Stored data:
=-=-=

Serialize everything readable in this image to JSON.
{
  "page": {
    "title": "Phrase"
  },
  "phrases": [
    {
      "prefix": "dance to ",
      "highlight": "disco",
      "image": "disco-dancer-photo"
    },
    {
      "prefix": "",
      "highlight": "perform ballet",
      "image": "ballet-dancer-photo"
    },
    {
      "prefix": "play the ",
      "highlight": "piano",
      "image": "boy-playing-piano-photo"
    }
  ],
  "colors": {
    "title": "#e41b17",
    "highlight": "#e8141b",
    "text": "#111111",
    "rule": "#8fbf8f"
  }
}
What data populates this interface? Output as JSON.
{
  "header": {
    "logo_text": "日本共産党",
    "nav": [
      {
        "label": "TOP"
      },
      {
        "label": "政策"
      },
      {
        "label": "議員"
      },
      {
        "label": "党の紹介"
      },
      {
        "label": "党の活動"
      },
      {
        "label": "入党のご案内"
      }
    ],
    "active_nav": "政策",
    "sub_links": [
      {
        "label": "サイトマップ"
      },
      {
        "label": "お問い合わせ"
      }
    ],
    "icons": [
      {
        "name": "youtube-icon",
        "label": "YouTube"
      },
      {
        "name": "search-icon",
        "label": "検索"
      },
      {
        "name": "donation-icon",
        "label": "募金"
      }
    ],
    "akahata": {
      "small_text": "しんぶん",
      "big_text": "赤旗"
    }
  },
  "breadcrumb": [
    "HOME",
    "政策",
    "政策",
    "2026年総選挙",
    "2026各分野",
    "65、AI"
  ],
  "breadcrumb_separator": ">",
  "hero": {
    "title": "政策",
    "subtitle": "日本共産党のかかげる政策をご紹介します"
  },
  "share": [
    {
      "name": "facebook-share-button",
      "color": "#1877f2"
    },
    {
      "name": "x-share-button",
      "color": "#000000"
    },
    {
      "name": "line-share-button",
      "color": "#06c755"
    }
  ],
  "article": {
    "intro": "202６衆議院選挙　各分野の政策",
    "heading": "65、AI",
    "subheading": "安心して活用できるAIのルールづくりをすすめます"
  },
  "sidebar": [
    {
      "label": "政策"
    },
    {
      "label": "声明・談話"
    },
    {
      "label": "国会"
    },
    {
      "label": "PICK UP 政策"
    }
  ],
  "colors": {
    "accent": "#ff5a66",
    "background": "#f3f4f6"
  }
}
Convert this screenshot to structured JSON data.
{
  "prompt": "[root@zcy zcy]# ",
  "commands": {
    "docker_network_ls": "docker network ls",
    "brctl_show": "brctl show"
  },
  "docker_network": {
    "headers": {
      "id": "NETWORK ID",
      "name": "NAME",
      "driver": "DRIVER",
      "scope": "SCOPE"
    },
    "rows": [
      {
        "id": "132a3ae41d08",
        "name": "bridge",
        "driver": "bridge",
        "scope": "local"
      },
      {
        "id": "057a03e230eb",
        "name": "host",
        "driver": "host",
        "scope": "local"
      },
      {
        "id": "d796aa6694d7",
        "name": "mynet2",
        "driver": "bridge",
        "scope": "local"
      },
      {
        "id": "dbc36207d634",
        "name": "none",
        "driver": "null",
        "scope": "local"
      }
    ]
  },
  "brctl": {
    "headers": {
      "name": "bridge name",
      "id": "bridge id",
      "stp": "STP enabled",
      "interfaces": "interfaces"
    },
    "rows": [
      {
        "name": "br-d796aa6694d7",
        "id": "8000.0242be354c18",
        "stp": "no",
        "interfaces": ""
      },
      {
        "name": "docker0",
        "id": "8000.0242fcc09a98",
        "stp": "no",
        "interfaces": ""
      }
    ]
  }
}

=-=-=

* PROBLEM TO WORK ON *
Copy out every line that includes the word "photo".

* FINISHED ANSWER *
      "image": "disco-dancer-photo"
      "image": "ballet-dancer-photo"
      "image": "boy-playing-piano-photo"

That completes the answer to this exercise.